Start of GIVEN DATA
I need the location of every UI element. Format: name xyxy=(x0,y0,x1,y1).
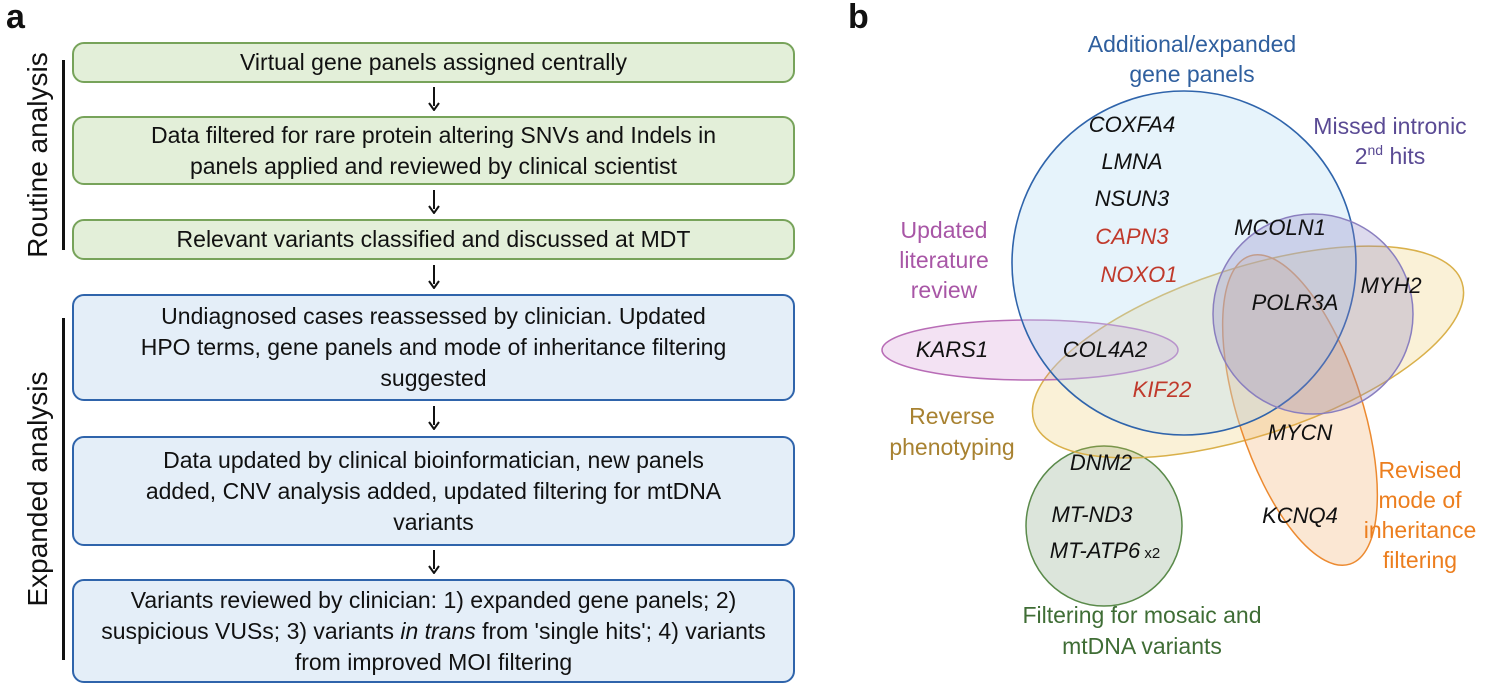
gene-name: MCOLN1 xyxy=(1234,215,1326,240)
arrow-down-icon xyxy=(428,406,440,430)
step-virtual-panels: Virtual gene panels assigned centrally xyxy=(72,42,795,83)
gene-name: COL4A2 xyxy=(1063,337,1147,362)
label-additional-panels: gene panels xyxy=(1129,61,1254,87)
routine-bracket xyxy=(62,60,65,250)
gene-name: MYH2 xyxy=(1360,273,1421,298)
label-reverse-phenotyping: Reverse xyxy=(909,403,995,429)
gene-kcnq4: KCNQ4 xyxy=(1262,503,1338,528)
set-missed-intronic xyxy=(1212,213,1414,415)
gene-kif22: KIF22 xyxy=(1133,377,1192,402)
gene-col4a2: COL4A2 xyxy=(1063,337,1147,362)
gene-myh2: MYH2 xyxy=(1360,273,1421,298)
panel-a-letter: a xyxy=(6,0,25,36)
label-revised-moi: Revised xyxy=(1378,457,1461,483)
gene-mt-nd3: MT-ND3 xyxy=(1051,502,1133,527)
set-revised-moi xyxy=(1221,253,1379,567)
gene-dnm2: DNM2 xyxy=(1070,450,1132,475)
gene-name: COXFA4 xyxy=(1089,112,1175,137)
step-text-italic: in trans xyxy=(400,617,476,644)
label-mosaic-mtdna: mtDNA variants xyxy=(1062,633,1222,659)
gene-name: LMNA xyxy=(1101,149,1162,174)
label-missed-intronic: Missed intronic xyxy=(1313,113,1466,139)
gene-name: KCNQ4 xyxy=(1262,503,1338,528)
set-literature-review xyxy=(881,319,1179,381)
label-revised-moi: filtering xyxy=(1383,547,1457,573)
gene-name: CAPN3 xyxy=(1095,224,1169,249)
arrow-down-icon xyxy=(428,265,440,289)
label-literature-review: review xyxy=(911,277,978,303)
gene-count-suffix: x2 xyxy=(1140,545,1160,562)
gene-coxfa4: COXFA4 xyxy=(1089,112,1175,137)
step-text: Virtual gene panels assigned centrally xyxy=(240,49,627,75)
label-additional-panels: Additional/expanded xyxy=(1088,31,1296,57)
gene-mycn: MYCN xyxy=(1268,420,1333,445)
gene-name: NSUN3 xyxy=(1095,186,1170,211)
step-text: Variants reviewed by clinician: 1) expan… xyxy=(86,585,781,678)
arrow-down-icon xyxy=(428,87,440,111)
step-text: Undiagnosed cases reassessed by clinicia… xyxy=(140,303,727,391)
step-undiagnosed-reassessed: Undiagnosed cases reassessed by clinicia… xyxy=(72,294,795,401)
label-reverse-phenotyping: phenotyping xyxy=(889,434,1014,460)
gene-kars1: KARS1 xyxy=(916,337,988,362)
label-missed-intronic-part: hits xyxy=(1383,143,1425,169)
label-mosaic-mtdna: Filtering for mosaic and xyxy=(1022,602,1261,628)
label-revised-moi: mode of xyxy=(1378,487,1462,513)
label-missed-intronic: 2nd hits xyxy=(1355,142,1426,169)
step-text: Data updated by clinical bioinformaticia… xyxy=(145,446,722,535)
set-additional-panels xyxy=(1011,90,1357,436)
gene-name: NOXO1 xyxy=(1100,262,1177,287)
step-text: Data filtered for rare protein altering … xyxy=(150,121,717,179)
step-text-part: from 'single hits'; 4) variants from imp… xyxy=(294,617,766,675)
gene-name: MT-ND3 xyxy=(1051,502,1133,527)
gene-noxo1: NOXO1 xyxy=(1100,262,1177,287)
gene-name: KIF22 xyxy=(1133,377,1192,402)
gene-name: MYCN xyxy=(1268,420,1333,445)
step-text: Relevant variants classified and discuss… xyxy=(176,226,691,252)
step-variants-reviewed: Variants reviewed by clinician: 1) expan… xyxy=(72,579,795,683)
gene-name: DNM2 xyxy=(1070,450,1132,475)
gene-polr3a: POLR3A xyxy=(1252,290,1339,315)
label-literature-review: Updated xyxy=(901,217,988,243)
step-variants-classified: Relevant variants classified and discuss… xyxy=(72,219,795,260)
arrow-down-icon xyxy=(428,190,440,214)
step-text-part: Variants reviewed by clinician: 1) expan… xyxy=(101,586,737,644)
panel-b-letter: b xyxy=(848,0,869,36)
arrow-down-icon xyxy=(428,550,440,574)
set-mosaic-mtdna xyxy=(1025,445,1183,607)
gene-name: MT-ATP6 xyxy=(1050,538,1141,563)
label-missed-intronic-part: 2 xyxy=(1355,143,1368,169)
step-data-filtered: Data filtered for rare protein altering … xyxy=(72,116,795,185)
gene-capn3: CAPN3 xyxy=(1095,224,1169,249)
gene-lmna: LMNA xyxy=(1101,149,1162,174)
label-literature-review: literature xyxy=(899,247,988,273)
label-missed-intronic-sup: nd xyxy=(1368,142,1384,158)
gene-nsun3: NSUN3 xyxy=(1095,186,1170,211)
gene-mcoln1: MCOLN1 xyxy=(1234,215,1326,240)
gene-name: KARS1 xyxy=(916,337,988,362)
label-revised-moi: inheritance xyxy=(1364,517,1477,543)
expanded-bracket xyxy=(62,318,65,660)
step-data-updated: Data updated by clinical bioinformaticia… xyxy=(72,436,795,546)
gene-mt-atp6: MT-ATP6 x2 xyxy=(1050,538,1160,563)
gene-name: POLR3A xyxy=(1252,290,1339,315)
End of GIVEN DATA
▶ _EXERCISE REQUIREMENTS_
Reply with one number only, the count of lines above that hold the string "bioinformaticia".

▶ _THE ANSWER_
2